→ Required task:
Copy out the whole listing exactly as written, leaving the pictures behind.

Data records
● ● ● ● ● ● ●

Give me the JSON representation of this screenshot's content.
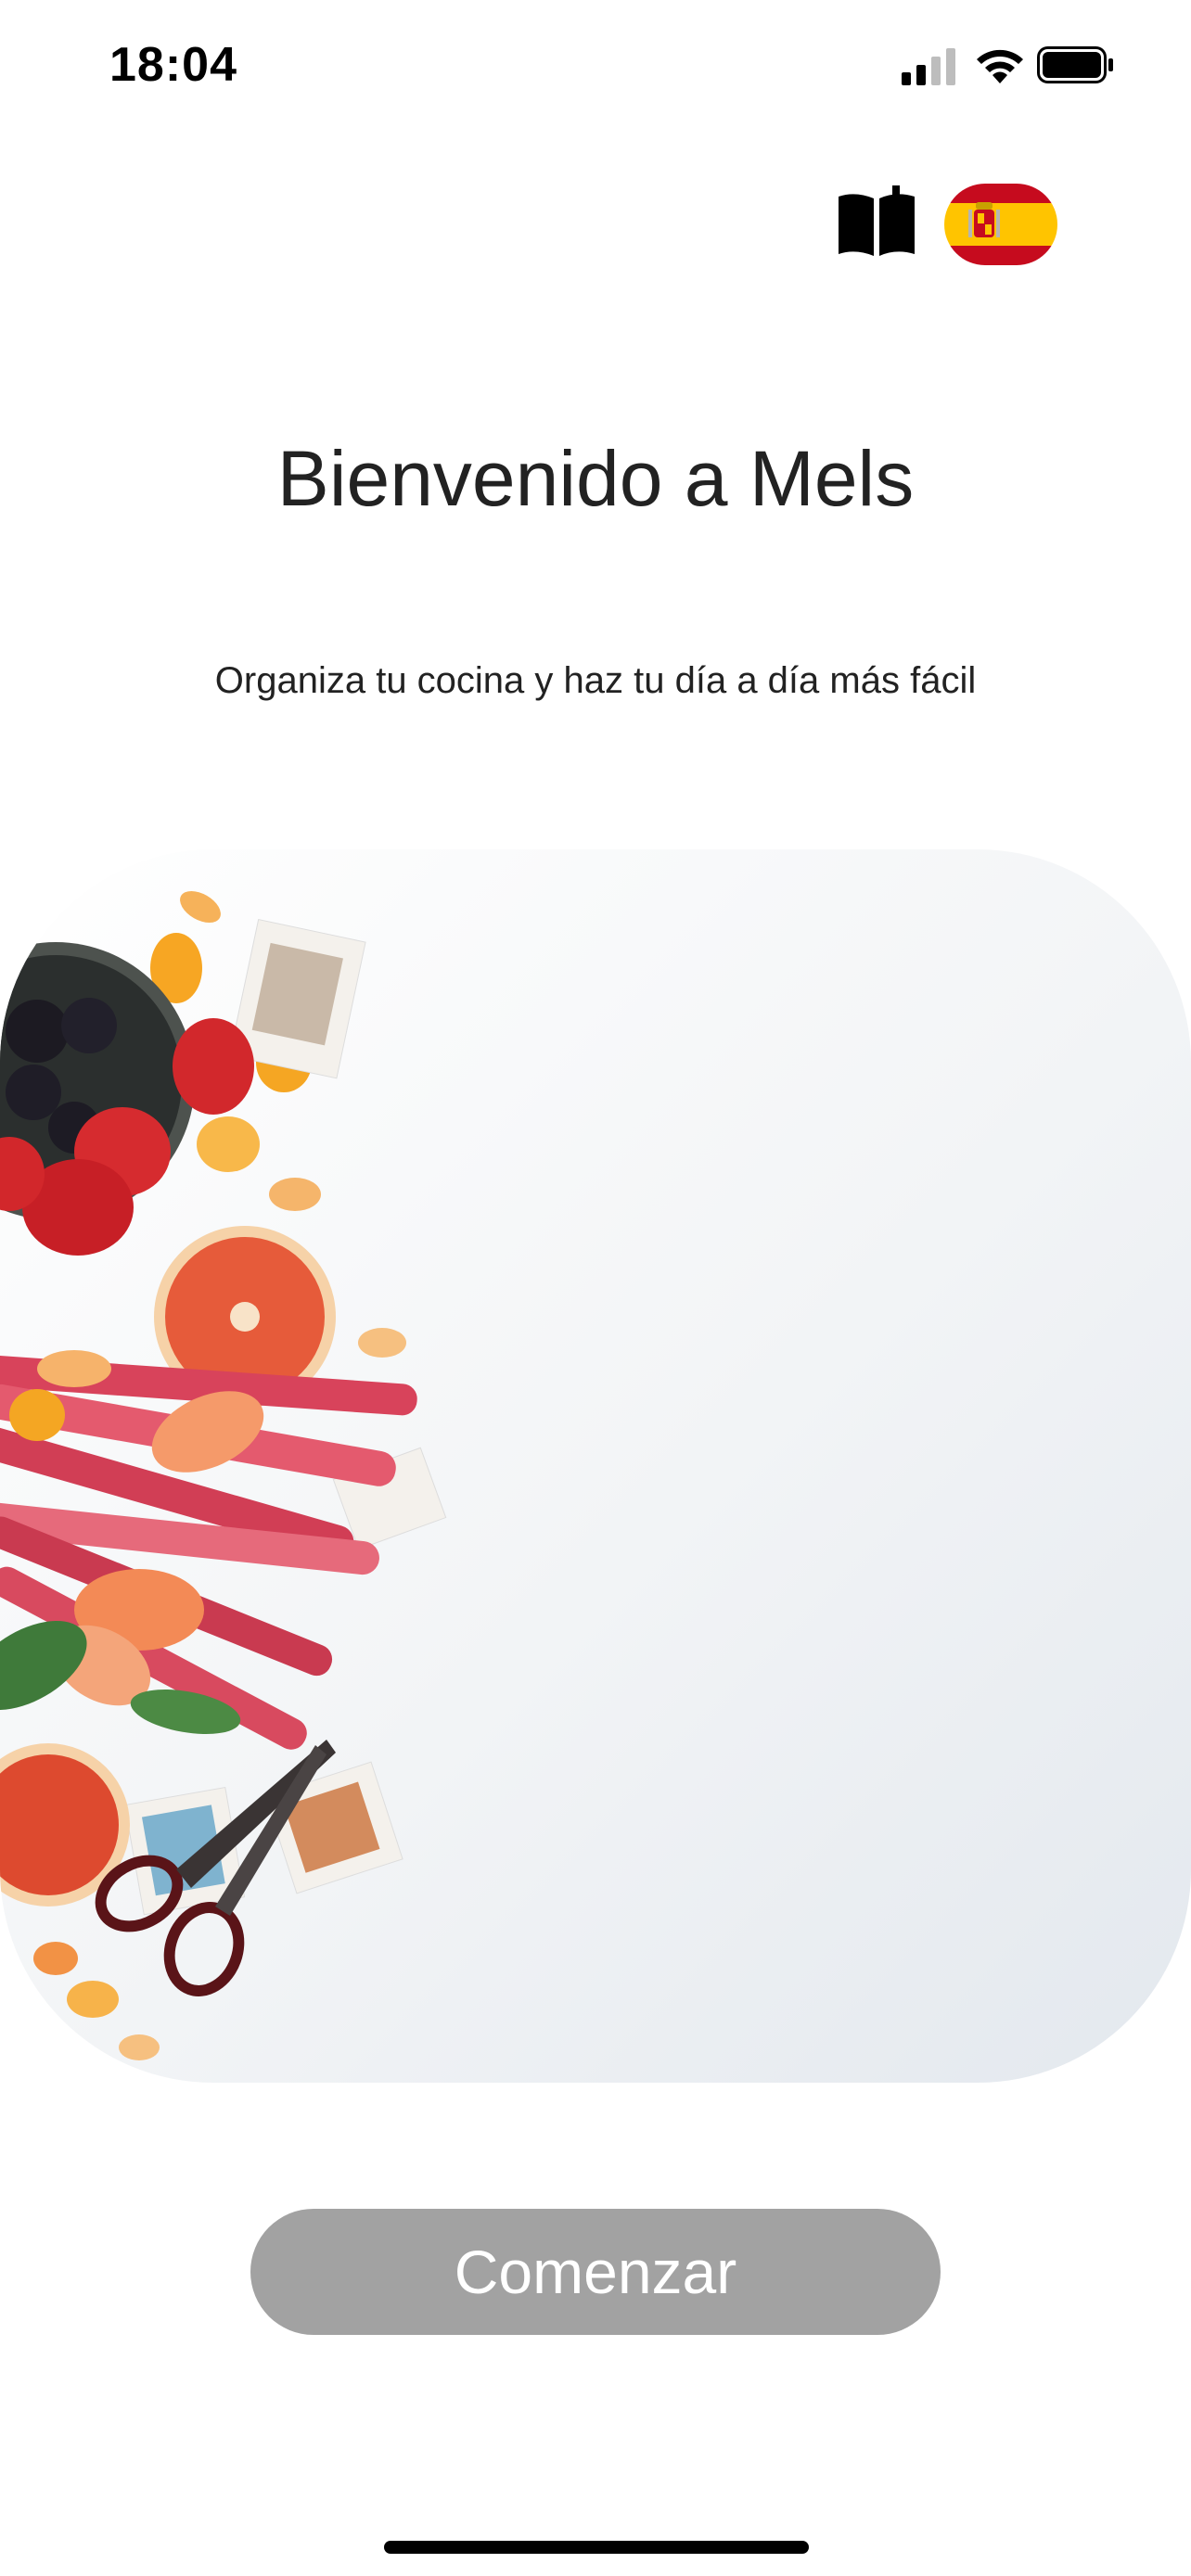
{
  "status_bar": {
    "time": "18:04",
    "icons": [
      "cellular-signal-icon",
      "wifi-icon",
      "battery-icon"
    ]
  },
  "header": {
    "guide_icon": "open-book-icon",
    "language_flag": "spain-flag-icon"
  },
  "welcome": {
    "title": "Bienvenido a Mels",
    "subtitle": "Organiza tu cocina y haz tu día a día más fácil"
  },
  "hero_image": {
    "subject": "fruits-and-vegetables-flatlay"
  },
  "actions": {
    "start_label": "Comenzar"
  },
  "colors": {
    "button_background": "#a2a2a2",
    "button_text": "#ffffff",
    "text": "#222222",
    "flag_red": "#c60b1e",
    "flag_yellow": "#ffc400"
  }
}
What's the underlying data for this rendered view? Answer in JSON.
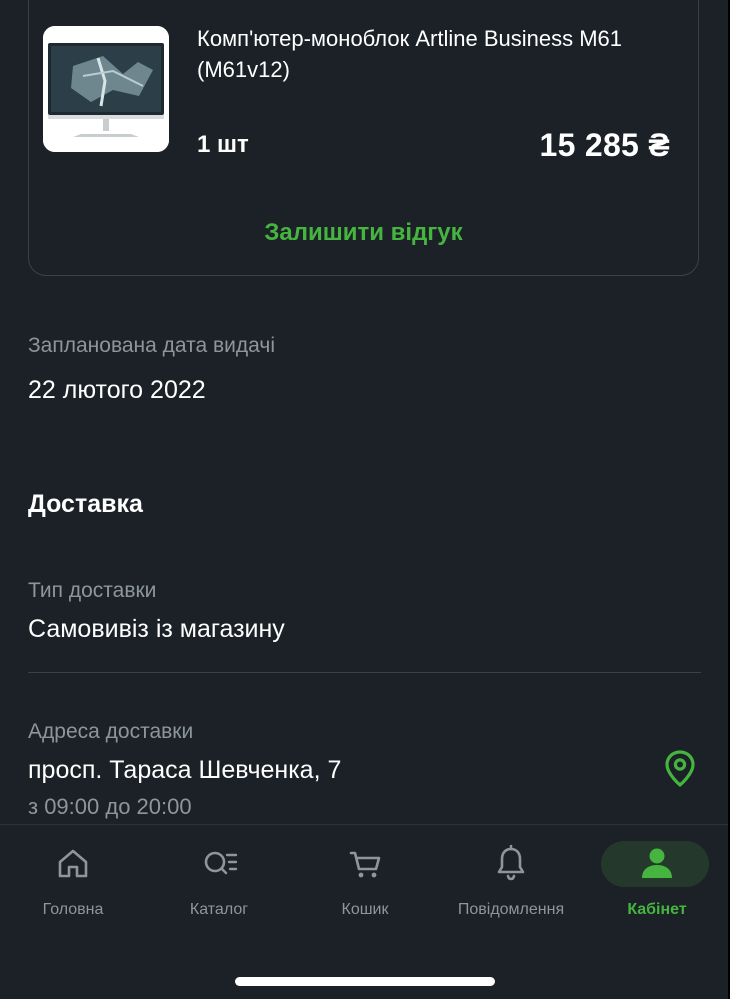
{
  "product": {
    "title": "Комп'ютер-моноблок Artline Business M61 (M61v12)",
    "quantity": "1 шт",
    "price": "15 285 ₴",
    "review_link": "Залишити відгук"
  },
  "pickup": {
    "label": "Запланована дата видачі",
    "date": "22 лютого 2022"
  },
  "delivery": {
    "section_title": "Доставка",
    "type_label": "Тип доставки",
    "type_value": "Самовивіз із магазину",
    "address_label": "Адреса доставки",
    "address_value": "просп. Тараса Шевченка, 7",
    "hours": "з 09:00 до 20:00",
    "pin_icon": "map-pin-icon"
  },
  "tabbar": {
    "tabs": [
      {
        "label": "Головна",
        "icon": "home-icon",
        "active": false
      },
      {
        "label": "Каталог",
        "icon": "catalog-search-icon",
        "active": false
      },
      {
        "label": "Кошик",
        "icon": "cart-icon",
        "active": false
      },
      {
        "label": "Повідомлення",
        "icon": "bell-icon",
        "active": false
      },
      {
        "label": "Кабінет",
        "icon": "user-icon",
        "active": true
      }
    ]
  },
  "colors": {
    "background": "#1b2126",
    "accent": "#45b53f",
    "muted_text": "#8d969d",
    "border": "#3a4249"
  }
}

● ● ● ● ● ● ●

→ The reply:
Give me the JSON representation of this screenshot's content.
{
  "status_bar": {
    "time": "18:04",
    "icons": [
      "cellular-signal-icon",
      "wifi-icon",
      "battery-icon"
    ]
  },
  "header": {
    "guide_icon": "open-book-icon",
    "language_flag": "spain-flag-icon"
  },
  "welcome": {
    "title": "Bienvenido a Mels",
    "subtitle": "Organiza tu cocina y haz tu día a día más fácil"
  },
  "hero_image": {
    "subject": "fruits-and-vegetables-flatlay"
  },
  "actions": {
    "start_label": "Comenzar"
  },
  "colors": {
    "button_background": "#a2a2a2",
    "button_text": "#ffffff",
    "text": "#222222",
    "flag_red": "#c60b1e",
    "flag_yellow": "#ffc400"
  }
}
What's the underlying data for this rendered view? Answer in JSON.
{
  "product": {
    "title": "Комп'ютер-моноблок Artline Business M61 (M61v12)",
    "quantity": "1 шт",
    "price": "15 285 ₴",
    "review_link": "Залишити відгук"
  },
  "pickup": {
    "label": "Запланована дата видачі",
    "date": "22 лютого 2022"
  },
  "delivery": {
    "section_title": "Доставка",
    "type_label": "Тип доставки",
    "type_value": "Самовивіз із магазину",
    "address_label": "Адреса доставки",
    "address_value": "просп. Тараса Шевченка, 7",
    "hours": "з 09:00 до 20:00",
    "pin_icon": "map-pin-icon"
  },
  "tabbar": {
    "tabs": [
      {
        "label": "Головна",
        "icon": "home-icon",
        "active": false
      },
      {
        "label": "Каталог",
        "icon": "catalog-search-icon",
        "active": false
      },
      {
        "label": "Кошик",
        "icon": "cart-icon",
        "active": false
      },
      {
        "label": "Повідомлення",
        "icon": "bell-icon",
        "active": false
      },
      {
        "label": "Кабінет",
        "icon": "user-icon",
        "active": true
      }
    ]
  },
  "colors": {
    "background": "#1b2126",
    "accent": "#45b53f",
    "muted_text": "#8d969d",
    "border": "#3a4249"
  }
}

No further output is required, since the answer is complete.